• **Instruction A**: In the garden notes, who donated the Yarcombe Chard?

......

The beans are reaching the tops of their canes and have LOADS of lovely red flowers on them (at the moment!).


Moving down the garden the carrots are very thick and close set but I’m a bit worried about carrot fly and thinning them – it seems to me that you have to do it in the middle of the night, using tweezers, under netting and wearing full head to toe protective clothing – right?

The Yarcombe Chard donated by Brenda from work has been the most successful thing in the garden so far and is brilliant, fast growing and very, very handy to have around when I’ve forgotten to buy veg. The peas are starting to get a bit bigger at last and have flowers on them too thankfully. We also have sprouts and cauli planted in that area.


Right at the bottom of the garden we have rhubarb donated by Sharon, sweetcorn, duly planted in a circle (essential apparently) and three sunflowers grown from seed. IMG_1369

The sweetpeas are still dwarf but at least are big enough to tie up a bit! The Cosmos are still a great joy and seem to keep on flowering and flowering (hurray!) and both little pots of violas together with the hanging basket with them in, bought from the reduced shelf at Homebase have done remarkably well. The tomatoes are a bit of a worry…..those donated by Mrs. Smith and Sheila are doing fine, as are the cherry ones grown from seed, but the grafted Indigo ones have leaf roll which means they’re stressed – not half as stressed as I am with them being stressed!!

......

• **Instruction B**: Rewrite the rows from the first one through the line containing "y-tick-label: 70 (62, 254, 76, 269)", changing "legend-swatch" to "legend-marker" and leaving everything else as it is.

......

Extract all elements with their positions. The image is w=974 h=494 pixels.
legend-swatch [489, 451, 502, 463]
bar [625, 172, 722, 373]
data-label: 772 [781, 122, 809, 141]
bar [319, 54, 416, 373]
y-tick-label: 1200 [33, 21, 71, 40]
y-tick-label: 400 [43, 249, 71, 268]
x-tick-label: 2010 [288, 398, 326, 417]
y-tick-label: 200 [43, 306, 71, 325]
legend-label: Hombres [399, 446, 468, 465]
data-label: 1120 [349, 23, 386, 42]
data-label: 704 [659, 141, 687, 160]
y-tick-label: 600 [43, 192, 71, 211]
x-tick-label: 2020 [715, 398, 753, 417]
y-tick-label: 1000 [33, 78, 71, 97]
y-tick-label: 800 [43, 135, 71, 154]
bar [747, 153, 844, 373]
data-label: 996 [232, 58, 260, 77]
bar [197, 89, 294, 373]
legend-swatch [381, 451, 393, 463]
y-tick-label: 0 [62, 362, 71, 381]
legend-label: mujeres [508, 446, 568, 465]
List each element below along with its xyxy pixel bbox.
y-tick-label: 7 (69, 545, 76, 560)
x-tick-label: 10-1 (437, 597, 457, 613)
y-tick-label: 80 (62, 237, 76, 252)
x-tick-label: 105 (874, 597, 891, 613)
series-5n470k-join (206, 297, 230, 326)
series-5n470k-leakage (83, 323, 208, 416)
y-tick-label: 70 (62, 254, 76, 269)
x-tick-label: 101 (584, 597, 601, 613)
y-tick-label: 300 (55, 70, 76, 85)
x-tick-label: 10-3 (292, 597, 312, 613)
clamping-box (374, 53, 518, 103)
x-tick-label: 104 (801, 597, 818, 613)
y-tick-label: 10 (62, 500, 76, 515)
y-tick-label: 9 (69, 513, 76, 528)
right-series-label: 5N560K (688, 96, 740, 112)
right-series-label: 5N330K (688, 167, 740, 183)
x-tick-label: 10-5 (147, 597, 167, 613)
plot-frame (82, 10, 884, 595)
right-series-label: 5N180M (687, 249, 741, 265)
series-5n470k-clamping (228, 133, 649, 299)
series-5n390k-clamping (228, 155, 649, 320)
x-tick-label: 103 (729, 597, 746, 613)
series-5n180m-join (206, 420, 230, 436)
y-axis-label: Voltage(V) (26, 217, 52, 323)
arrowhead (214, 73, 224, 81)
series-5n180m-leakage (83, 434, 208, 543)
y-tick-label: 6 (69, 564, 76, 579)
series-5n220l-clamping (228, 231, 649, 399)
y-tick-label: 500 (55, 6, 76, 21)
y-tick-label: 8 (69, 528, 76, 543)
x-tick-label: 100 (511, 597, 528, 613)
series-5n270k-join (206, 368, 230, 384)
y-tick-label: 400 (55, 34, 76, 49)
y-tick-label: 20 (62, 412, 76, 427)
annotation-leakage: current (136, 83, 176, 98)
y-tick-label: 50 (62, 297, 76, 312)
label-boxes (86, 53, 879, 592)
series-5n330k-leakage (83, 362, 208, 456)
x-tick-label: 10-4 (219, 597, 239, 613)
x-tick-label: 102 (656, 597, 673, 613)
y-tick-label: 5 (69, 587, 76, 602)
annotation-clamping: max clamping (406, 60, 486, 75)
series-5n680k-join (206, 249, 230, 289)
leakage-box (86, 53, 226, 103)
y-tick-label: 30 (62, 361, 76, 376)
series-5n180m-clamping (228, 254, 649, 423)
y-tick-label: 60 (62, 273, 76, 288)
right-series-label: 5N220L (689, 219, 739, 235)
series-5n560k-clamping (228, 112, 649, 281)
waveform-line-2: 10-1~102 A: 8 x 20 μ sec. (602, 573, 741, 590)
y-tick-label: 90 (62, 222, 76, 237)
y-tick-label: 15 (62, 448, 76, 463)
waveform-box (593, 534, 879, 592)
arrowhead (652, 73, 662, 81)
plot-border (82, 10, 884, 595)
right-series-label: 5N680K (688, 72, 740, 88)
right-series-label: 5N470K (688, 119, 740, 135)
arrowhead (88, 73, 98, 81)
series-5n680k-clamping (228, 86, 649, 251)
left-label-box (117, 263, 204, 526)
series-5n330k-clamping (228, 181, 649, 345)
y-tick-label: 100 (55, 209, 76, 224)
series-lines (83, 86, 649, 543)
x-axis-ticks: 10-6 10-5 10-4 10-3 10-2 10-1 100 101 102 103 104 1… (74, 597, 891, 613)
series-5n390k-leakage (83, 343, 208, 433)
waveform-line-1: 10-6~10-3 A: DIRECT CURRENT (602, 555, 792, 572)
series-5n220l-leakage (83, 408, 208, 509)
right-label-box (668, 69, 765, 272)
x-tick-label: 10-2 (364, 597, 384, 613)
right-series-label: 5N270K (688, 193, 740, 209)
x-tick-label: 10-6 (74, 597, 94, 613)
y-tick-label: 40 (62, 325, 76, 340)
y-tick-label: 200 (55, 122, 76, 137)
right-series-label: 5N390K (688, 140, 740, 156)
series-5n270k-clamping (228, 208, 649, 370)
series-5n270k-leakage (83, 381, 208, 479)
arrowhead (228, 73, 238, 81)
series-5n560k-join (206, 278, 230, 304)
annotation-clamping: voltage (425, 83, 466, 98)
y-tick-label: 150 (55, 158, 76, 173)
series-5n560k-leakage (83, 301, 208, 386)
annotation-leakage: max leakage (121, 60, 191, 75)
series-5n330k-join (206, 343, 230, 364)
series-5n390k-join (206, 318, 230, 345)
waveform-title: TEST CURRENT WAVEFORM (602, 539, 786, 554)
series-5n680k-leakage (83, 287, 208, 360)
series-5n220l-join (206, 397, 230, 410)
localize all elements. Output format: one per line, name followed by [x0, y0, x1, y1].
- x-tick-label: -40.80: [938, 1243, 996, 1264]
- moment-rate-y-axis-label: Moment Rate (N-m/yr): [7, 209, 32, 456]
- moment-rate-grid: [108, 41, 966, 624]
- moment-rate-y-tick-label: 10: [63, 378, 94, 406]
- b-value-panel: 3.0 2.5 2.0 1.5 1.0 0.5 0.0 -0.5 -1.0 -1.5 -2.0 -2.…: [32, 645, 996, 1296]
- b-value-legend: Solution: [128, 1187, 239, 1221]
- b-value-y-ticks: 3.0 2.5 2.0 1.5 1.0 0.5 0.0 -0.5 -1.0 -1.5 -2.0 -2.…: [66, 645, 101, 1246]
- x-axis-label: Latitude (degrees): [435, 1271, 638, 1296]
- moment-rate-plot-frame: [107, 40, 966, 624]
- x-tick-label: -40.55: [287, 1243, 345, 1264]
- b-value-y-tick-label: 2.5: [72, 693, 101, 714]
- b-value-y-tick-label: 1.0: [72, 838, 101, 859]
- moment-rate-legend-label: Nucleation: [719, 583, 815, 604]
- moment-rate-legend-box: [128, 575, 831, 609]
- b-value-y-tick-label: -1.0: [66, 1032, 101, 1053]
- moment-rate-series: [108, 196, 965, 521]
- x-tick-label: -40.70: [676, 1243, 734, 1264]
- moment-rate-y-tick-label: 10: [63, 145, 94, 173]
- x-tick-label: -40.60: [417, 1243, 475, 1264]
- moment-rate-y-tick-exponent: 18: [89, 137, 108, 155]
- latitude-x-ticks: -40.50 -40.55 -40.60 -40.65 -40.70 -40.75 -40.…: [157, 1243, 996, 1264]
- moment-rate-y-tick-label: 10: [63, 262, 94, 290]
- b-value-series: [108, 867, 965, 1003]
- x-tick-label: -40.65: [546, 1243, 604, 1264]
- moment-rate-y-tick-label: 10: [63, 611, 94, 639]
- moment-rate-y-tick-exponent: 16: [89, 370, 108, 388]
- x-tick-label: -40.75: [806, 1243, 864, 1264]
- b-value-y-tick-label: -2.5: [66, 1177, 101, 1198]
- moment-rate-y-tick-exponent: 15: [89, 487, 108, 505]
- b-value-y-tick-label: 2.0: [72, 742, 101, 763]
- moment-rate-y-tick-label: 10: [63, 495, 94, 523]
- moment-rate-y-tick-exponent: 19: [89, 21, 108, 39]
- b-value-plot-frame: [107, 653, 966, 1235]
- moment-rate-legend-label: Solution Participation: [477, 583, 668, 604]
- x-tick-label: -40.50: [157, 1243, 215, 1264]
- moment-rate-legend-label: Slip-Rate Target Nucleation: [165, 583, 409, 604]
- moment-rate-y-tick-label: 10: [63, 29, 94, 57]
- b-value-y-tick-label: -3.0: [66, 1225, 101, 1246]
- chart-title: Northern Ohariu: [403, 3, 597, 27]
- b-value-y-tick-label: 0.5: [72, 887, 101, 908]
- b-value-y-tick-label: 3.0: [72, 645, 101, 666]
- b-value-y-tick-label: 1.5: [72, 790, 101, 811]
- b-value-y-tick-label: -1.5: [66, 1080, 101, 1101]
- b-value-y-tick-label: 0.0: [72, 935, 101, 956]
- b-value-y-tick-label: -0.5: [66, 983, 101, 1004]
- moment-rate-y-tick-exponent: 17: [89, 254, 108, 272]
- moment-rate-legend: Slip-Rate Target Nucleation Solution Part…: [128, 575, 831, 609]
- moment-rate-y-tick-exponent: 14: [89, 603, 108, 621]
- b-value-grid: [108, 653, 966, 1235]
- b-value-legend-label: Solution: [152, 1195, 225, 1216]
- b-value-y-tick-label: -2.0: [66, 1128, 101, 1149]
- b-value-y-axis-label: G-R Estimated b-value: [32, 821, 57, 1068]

......

• **Finished answer A**: Brenda from work.

• **Finished answer B**:
Extract all elements with their positions. The image is w=974 h=494 pixels.
legend-marker [489, 451, 502, 463]
bar [625, 172, 722, 373]
data-label: 772 [781, 122, 809, 141]
bar [319, 54, 416, 373]
y-tick-label: 1200 [33, 21, 71, 40]
y-tick-label: 400 [43, 249, 71, 268]
x-tick-label: 2010 [288, 398, 326, 417]
y-tick-label: 200 [43, 306, 71, 325]
legend-label: Hombres [399, 446, 468, 465]
data-label: 1120 [349, 23, 386, 42]
data-label: 704 [659, 141, 687, 160]
y-tick-label: 600 [43, 192, 71, 211]
x-tick-label: 2020 [715, 398, 753, 417]
y-tick-label: 1000 [33, 78, 71, 97]
y-tick-label: 800 [43, 135, 71, 154]
bar [747, 153, 844, 373]
data-label: 996 [232, 58, 260, 77]
bar [197, 89, 294, 373]
legend-marker [381, 451, 393, 463]
y-tick-label: 0 [62, 362, 71, 381]
legend-label: mujeres [508, 446, 568, 465]
List each element below along with its xyxy pixel bbox.
y-tick-label: 7 (69, 545, 76, 560)
x-tick-label: 10-1 (437, 597, 457, 613)
y-tick-label: 80 (62, 237, 76, 252)
x-tick-label: 105 (874, 597, 891, 613)
series-5n470k-join (206, 297, 230, 326)
series-5n470k-leakage (83, 323, 208, 416)
y-tick-label: 70 (62, 254, 76, 269)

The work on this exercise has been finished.